Data to process
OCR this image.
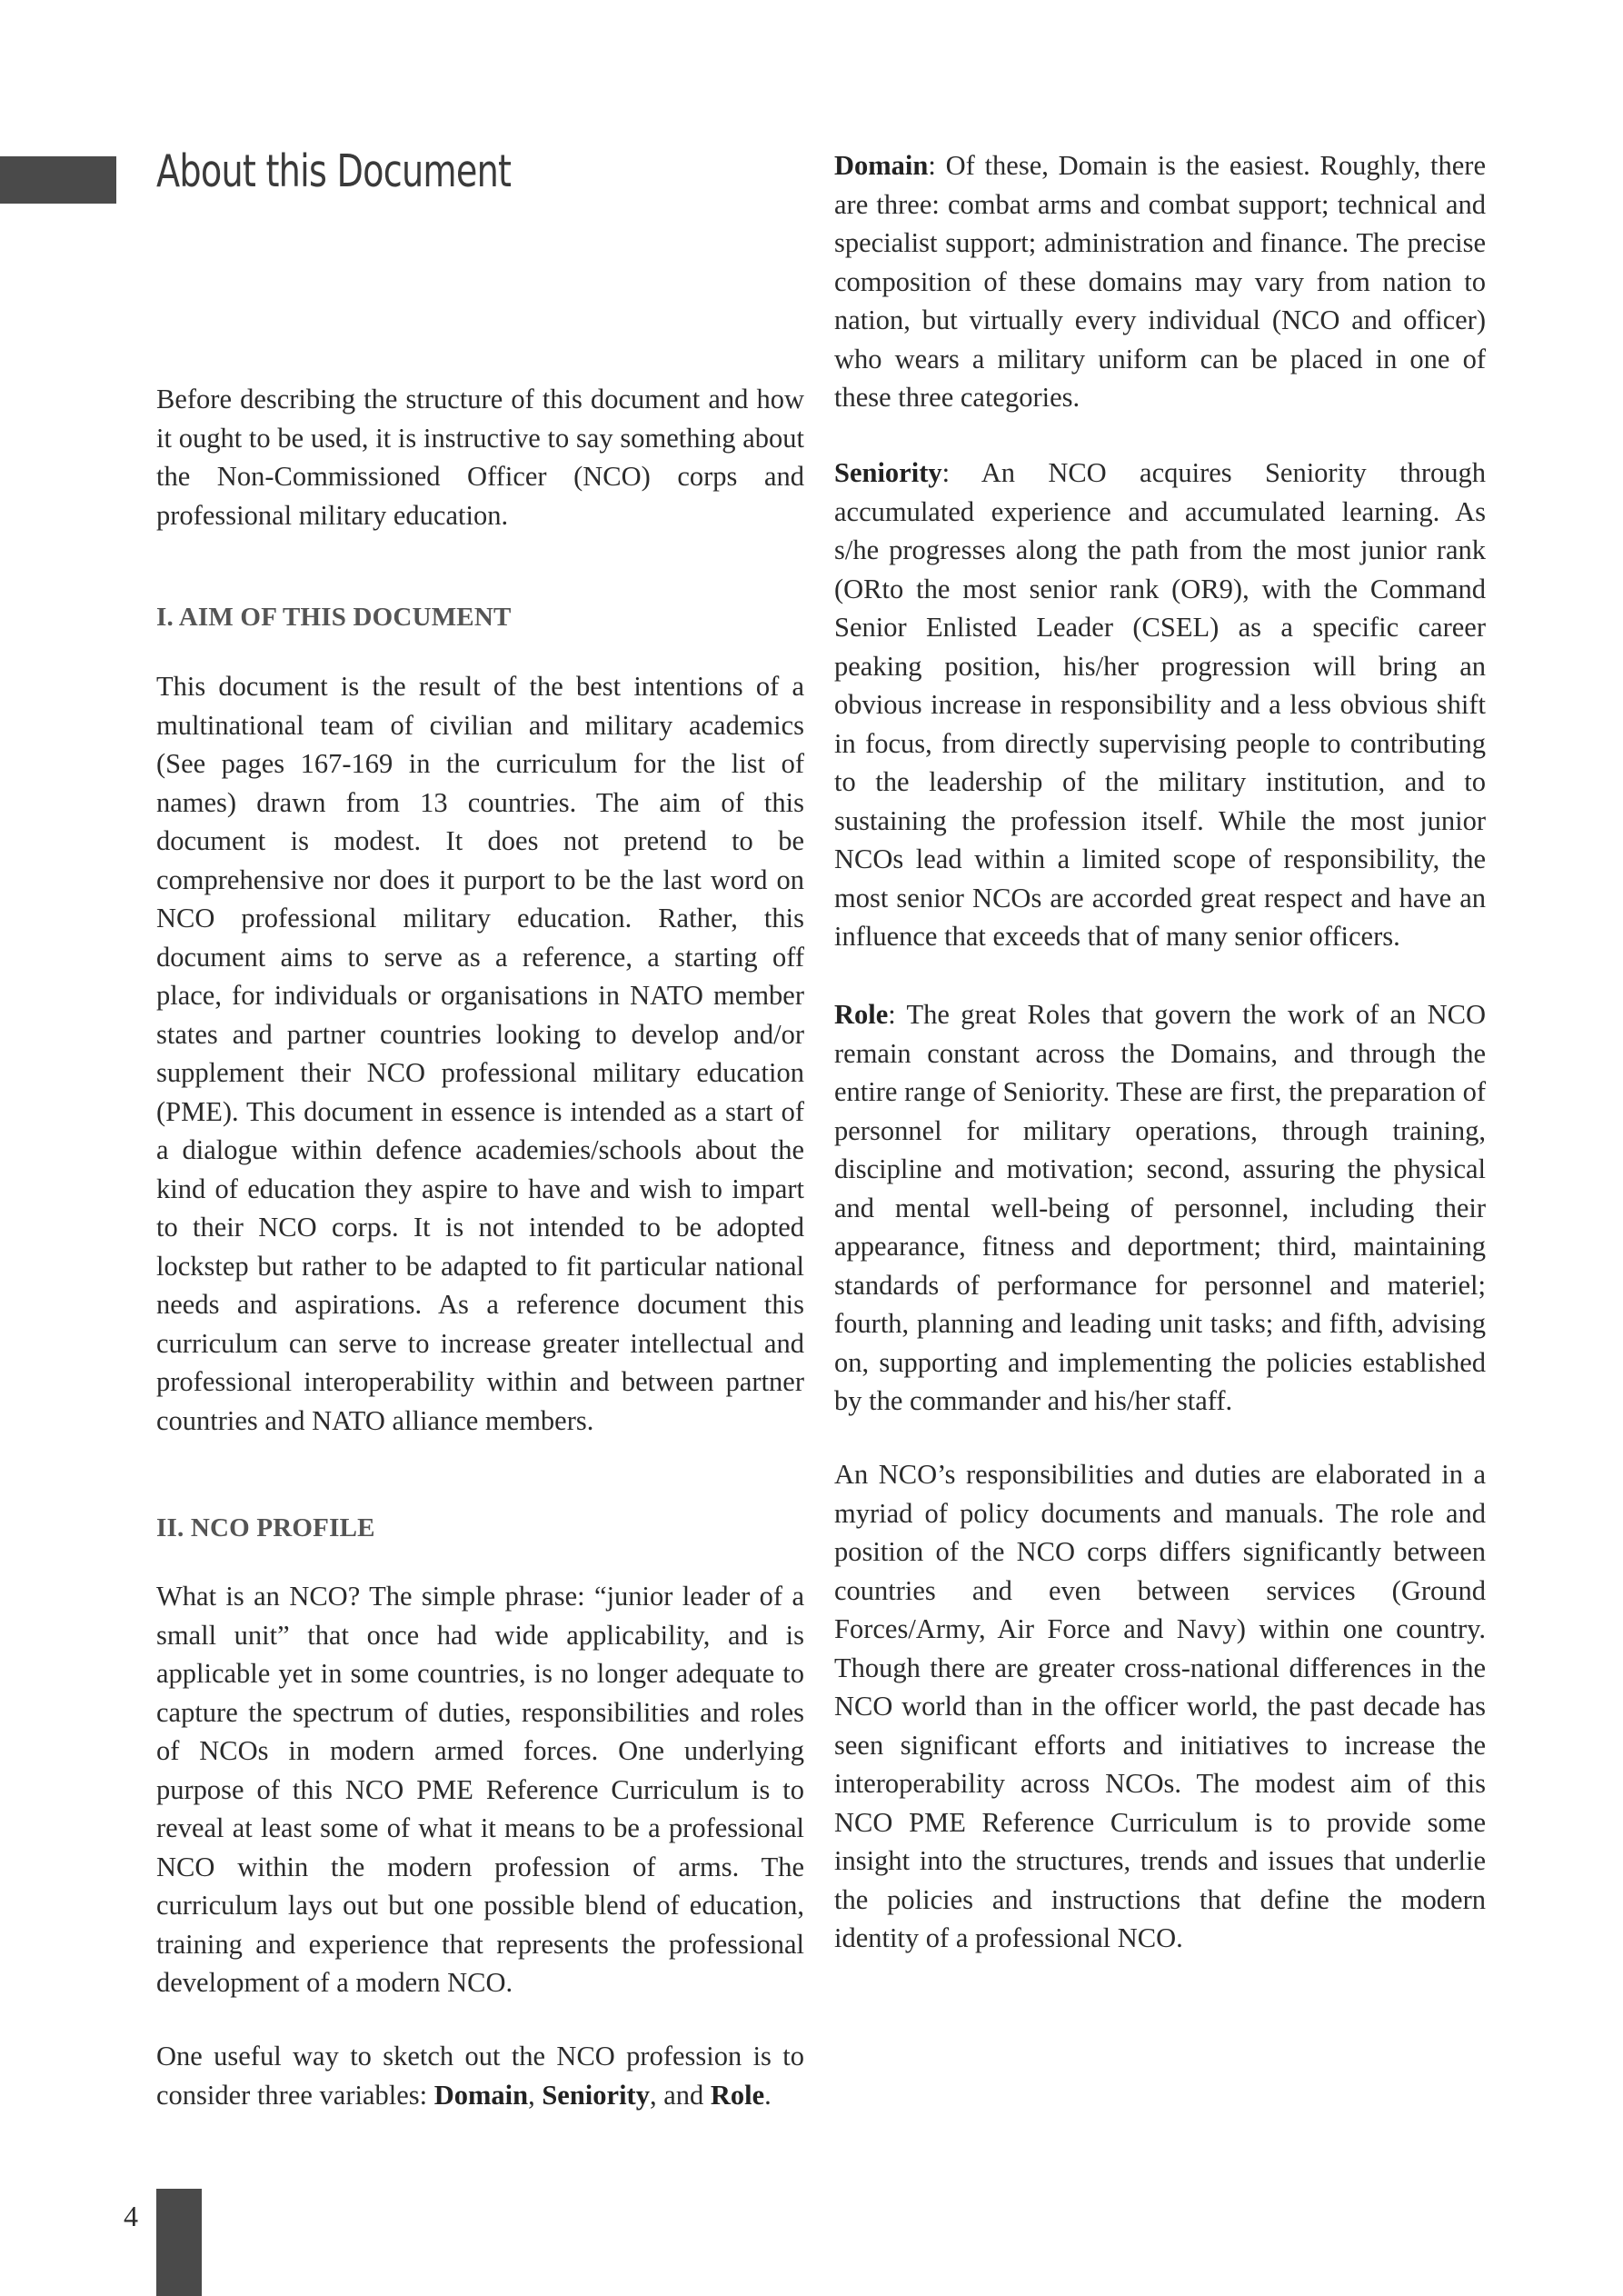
About this Document

Before describing the structure of this document and how it ought to be used, it is instructive to say something about the Non-Commissioned Officer (NCO) corps and professional military education.

I. AIM OF THIS DOCUMENT

This document is the result of the best intentions of a multinational team of civilian and military academics (See pages 167-169 in the curriculum for the list of names) drawn from 13 countries. The aim of this document is modest. It does not pretend to be comprehensive nor does it purport to be the last word on NCO professional military education. Rather, this document aims to serve as a reference, a starting off place, for individuals or organisations in NATO member states and partner countries looking to develop and/or supplement their NCO professional military education (PME). This document in essence is intended as a start of a dialogue within defence academies/schools about the kind of education they aspire to have and wish to impart to their NCO corps. It is not intended to be adopted lockstep but rather to be adapted to fit particular national needs and aspirations. As a reference document this curriculum can serve to increase greater intellectual and professional interoperability within and between partner countries and NATO alliance members.

II. NCO PROFILE

What is an NCO? The simple phrase: “junior leader of a small unit” that once had wide applicability, and is applicable yet in some countries, is no longer adequate to capture the spectrum of duties, responsibilities and roles of NCOs in modern armed forces. One underlying purpose of this NCO PME Reference Curriculum is to reveal at least some of what it means to be a professional NCO within the modern profession of arms. The curriculum lays out but one possible blend of education, training and experience that represents the professional development of a modern NCO.

One useful way to sketch out the NCO profession is to consider three variables: Domain, Seniority, and Role.

Domain: Of these, Domain is the easiest. Roughly, there are three: combat arms and combat support; technical and specialist support; administration and finance. The precise composition of these domains may vary from nation to nation, but virtually every individual (NCO and officer) who wears a military uniform can be placed in one of these three categories.

Seniority: An NCO acquires Seniority through accumulated experience and accumulated learning. As s/he progresses along the path from the most junior rank (ORto the most senior rank (OR9), with the Command Senior Enlisted Leader (CSEL) as a specific career peaking position, his/her progression will bring an obvious increase in responsibility and a less obvious shift in focus, from directly supervising people to contributing to the leadership of the military institution, and to sustaining the profession itself. While the most junior NCOs lead within a limited scope of responsibility, the most senior NCOs are accorded great respect and have an influence that exceeds that of many senior officers.

Role: The great Roles that govern the work of an NCO remain constant across the Domains, and through the entire range of Seniority. These are first, the preparation of personnel for military operations, through training, discipline and motivation; second, assuring the physical and mental well-being of personnel, including their appearance, fitness and deportment; third, maintaining standards of performance for personnel and materiel; fourth, planning and leading unit tasks; and fifth, advising on, supporting and implementing the policies established by the commander and his/her staff.

An NCO’s responsibilities and duties are elaborated in a myriad of policy documents and manuals. The role and position of the NCO corps differs significantly between countries and even between services (Ground Forces/Army, Air Force and Navy) within one country. Though there are greater cross-national differences in the NCO world than in the officer world, the past decade has seen significant efforts and initiatives to increase the interoperability across NCOs. The modest aim of this NCO PME Reference Curriculum is to provide some insight into the structures, trends and issues that underlie the policies and instructions that define the modern identity of a professional NCO.

4
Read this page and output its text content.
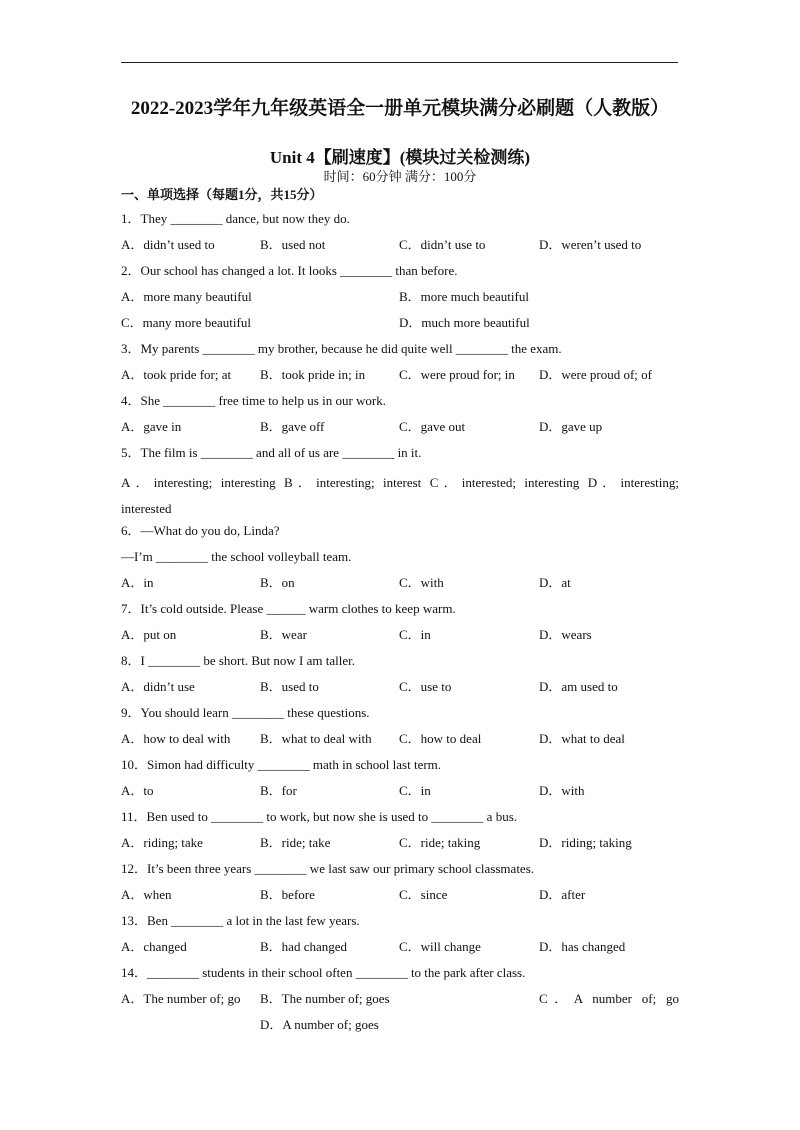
2022-2023学年九年级英语全一册单元模块满分必刷题（人教版）
Unit 4【刷速度】(模块过关检测练)
时间：60分钟 满分：100分
一、单项选择（每题1分，共15分）
1．They ________ dance, but now they do.
A．didn’t used to	B．used not	C．didn’t use to	D．weren’t used to
2．Our school has changed a lot. It looks ________ than before.
A．more many beautiful	B．more much beautiful
C．many more beautiful	D．much more beautiful
3．My parents ________ my brother, because he did quite well ________ the exam.
A．took pride for; at B．took pride in; in	C．were proud for; in D．were proud of; of
4．She ________ free time to help us in our work.
A．gave in	B．gave off	C．gave out	D．gave up
5．The film is ________ and all of us are ________ in it.
A．interesting; interesting B．interesting; interest C．interested; interesting D．interesting;
interested
6．—What do you do, Linda?
—I’m ________ the school volleyball team.
A．in	B．on	C．with	D．at
7．It’s cold outside. Please ______ warm clothes to keep warm.
A．put on	B．wear	C．in	D．wears
8．I ________ be short. But now I am taller.
A．didn’t use	B．used to	C．use to	D．am used to
9．You should learn ________ these questions.
A．how to deal with B．what to deal with C．how to deal	D．what to deal
10．Simon had difficulty ________ math in school last term.
A．to	B．for	C．in	D．with
11．Ben used to ________ to work, but now she is used to ________ a bus.
A．riding; take	B．ride; take	C．ride; taking	D．riding; taking
12．It’s been three years ________ we last saw our primary school classmates.
A．when	B．before	C．since	D．after
13．Ben ________ a lot in the last few years.
A．changed	B．had changed	C．will change	D．has changed
14．________ students in their school often ________ to the park after class.
A．The number of; go B．The number of; goes	C．A number of; go
D．A number of; goes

Required work
Where does the word "wears" appear? Return each line that holds it.

Task output
Domain: Of these, Domain is the easiest. Roughly, there are three: combat arms and combat support; technical and specialist support; administration and finance. The precise composition of these domains may vary from nation to nation, but virtually every individual (NCO and officer) who wears a military uniform can be placed in one of these three categories.
A．put on	B．wear	C．in	D．wears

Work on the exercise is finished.